(Dataset listings of figures)
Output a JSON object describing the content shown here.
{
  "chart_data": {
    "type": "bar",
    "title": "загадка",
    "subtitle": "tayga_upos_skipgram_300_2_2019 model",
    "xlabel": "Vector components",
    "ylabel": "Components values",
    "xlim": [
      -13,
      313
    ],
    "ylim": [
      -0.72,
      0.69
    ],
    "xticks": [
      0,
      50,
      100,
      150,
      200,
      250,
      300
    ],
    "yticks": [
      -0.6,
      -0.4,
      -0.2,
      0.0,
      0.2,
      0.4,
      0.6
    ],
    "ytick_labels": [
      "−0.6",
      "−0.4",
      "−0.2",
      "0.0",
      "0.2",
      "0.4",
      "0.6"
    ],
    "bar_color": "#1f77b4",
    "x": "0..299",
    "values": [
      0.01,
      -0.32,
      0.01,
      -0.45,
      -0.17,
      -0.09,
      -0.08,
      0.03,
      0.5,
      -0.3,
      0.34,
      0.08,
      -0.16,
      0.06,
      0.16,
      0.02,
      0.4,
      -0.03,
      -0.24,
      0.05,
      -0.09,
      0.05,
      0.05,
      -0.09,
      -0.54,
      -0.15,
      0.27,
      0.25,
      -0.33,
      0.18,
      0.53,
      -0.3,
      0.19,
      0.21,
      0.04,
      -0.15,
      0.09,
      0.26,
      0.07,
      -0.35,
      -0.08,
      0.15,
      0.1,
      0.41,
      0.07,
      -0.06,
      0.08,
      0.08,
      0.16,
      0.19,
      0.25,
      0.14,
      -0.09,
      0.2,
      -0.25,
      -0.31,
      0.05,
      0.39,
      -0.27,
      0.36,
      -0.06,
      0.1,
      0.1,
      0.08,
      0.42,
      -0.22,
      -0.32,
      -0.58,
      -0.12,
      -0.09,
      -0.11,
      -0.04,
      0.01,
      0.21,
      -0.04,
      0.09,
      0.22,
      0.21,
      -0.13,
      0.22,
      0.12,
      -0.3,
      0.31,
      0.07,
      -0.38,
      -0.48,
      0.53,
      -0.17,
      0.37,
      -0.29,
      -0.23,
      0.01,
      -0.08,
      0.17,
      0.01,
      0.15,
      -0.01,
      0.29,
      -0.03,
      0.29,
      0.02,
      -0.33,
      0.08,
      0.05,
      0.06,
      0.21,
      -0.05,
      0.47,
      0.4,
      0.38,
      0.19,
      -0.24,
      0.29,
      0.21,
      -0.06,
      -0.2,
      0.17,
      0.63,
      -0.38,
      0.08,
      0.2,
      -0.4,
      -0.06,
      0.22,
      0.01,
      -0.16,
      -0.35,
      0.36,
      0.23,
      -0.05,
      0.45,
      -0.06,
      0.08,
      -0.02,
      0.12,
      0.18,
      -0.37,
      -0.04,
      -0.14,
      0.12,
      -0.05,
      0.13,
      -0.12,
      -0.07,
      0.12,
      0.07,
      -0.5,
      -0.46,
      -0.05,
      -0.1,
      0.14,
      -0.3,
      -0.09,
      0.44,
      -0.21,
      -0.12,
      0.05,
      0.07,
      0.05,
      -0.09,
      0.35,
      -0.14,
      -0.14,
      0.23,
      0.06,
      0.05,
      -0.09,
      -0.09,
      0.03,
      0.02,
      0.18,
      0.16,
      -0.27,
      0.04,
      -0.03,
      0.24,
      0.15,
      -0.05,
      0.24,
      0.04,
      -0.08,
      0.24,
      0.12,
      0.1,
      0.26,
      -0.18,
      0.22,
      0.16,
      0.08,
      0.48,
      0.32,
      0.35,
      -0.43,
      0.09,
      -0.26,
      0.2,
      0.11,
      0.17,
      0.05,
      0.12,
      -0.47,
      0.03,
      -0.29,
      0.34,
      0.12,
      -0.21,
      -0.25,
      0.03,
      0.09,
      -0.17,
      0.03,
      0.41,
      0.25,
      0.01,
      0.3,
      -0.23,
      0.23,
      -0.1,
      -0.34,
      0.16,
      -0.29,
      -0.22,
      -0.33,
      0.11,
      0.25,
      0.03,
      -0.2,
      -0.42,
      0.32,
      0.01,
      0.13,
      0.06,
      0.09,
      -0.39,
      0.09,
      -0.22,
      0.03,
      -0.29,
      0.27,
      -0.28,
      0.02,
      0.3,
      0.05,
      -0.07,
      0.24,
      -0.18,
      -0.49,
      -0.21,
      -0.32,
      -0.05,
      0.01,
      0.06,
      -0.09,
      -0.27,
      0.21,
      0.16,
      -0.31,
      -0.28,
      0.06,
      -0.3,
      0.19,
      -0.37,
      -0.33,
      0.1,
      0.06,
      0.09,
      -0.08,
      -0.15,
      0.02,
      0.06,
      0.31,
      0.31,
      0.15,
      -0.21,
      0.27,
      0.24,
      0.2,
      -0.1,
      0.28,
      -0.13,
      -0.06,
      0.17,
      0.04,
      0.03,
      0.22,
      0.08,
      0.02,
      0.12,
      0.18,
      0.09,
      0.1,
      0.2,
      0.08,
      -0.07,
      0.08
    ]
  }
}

- _Goal_
Repeat the records above exactly as they appear.

- _Reply to the task_
Output a JSON object describing the content shown here.
{
  "chart_data": {
    "type": "bar",
    "title": "загадка",
    "subtitle": "tayga_upos_skipgram_300_2_2019 model",
    "xlabel": "Vector components",
    "ylabel": "Components values",
    "xlim": [
      -13,
      313
    ],
    "ylim": [
      -0.72,
      0.69
    ],
    "xticks": [
      0,
      50,
      100,
      150,
      200,
      250,
      300
    ],
    "yticks": [
      -0.6,
      -0.4,
      -0.2,
      0.0,
      0.2,
      0.4,
      0.6
    ],
    "ytick_labels": [
      "−0.6",
      "−0.4",
      "−0.2",
      "0.0",
      "0.2",
      "0.4",
      "0.6"
    ],
    "bar_color": "#1f77b4",
    "x": "0..299",
    "values": [
      0.01,
      -0.32,
      0.01,
      -0.45,
      -0.17,
      -0.09,
      -0.08,
      0.03,
      0.5,
      -0.3,
      0.34,
      0.08,
      -0.16,
      0.06,
      0.16,
      0.02,
      0.4,
      -0.03,
      -0.24,
      0.05,
      -0.09,
      0.05,
      0.05,
      -0.09,
      -0.54,
      -0.15,
      0.27,
      0.25,
      -0.33,
      0.18,
      0.53,
      -0.3,
      0.19,
      0.21,
      0.04,
      -0.15,
      0.09,
      0.26,
      0.07,
      -0.35,
      -0.08,
      0.15,
      0.1,
      0.41,
      0.07,
      -0.06,
      0.08,
      0.08,
      0.16,
      0.19,
      0.25,
      0.14,
      -0.09,
      0.2,
      -0.25,
      -0.31,
      0.05,
      0.39,
      -0.27,
      0.36,
      -0.06,
      0.1,
      0.1,
      0.08,
      0.42,
      -0.22,
      -0.32,
      -0.58,
      -0.12,
      -0.09,
      -0.11,
      -0.04,
      0.01,
      0.21,
      -0.04,
      0.09,
      0.22,
      0.21,
      -0.13,
      0.22,
      0.12,
      -0.3,
      0.31,
      0.07,
      -0.38,
      -0.48,
      0.53,
      -0.17,
      0.37,
      -0.29,
      -0.23,
      0.01,
      -0.08,
      0.17,
      0.01,
      0.15,
      -0.01,
      0.29,
      -0.03,
      0.29,
      0.02,
      -0.33,
      0.08,
      0.05,
      0.06,
      0.21,
      -0.05,
      0.47,
      0.4,
      0.38,
      0.19,
      -0.24,
      0.29,
      0.21,
      -0.06,
      -0.2,
      0.17,
      0.63,
      -0.38,
      0.08,
      0.2,
      -0.4,
      -0.06,
      0.22,
      0.01,
      -0.16,
      -0.35,
      0.36,
      0.23,
      -0.05,
      0.45,
      -0.06,
      0.08,
      -0.02,
      0.12,
      0.18,
      -0.37,
      -0.04,
      -0.14,
      0.12,
      -0.05,
      0.13,
      -0.12,
      -0.07,
      0.12,
      0.07,
      -0.5,
      -0.46,
      -0.05,
      -0.1,
      0.14,
      -0.3,
      -0.09,
      0.44,
      -0.21,
      -0.12,
      0.05,
      0.07,
      0.05,
      -0.09,
      0.35,
      -0.14,
      -0.14,
      0.23,
      0.06,
      0.05,
      -0.09,
      -0.09,
      0.03,
      0.02,
      0.18,
      0.16,
      -0.27,
      0.04,
      -0.03,
      0.24,
      0.15,
      -0.05,
      0.24,
      0.04,
      -0.08,
      0.24,
      0.12,
      0.1,
      0.26,
      -0.18,
      0.22,
      0.16,
      0.08,
      0.48,
      0.32,
      0.35,
      -0.43,
      0.09,
      -0.26,
      0.2,
      0.11,
      0.17,
      0.05,
      0.12,
      -0.47,
      0.03,
      -0.29,
      0.34,
      0.12,
      -0.21,
      -0.25,
      0.03,
      0.09,
      -0.17,
      0.03,
      0.41,
      0.25,
      0.01,
      0.3,
      -0.23,
      0.23,
      -0.1,
      -0.34,
      0.16,
      -0.29,
      -0.22,
      -0.33,
      0.11,
      0.25,
      0.03,
      -0.2,
      -0.42,
      0.32,
      0.01,
      0.13,
      0.06,
      0.09,
      -0.39,
      0.09,
      -0.22,
      0.03,
      -0.29,
      0.27,
      -0.28,
      0.02,
      0.3,
      0.05,
      -0.07,
      0.24,
      -0.18,
      -0.49,
      -0.21,
      -0.32,
      -0.05,
      0.01,
      0.06,
      -0.09,
      -0.27,
      0.21,
      0.16,
      -0.31,
      -0.28,
      0.06,
      -0.3,
      0.19,
      -0.37,
      -0.33,
      0.1,
      0.06,
      0.09,
      -0.08,
      -0.15,
      0.02,
      0.06,
      0.31,
      0.31,
      0.15,
      -0.21,
      0.27,
      0.24,
      0.2,
      -0.1,
      0.28,
      -0.13,
      -0.06,
      0.17,
      0.04,
      0.03,
      0.22,
      0.08,
      0.02,
      0.12,
      0.18,
      0.09,
      0.1,
      0.2,
      0.08,
      -0.07,
      0.08
    ]
  }
}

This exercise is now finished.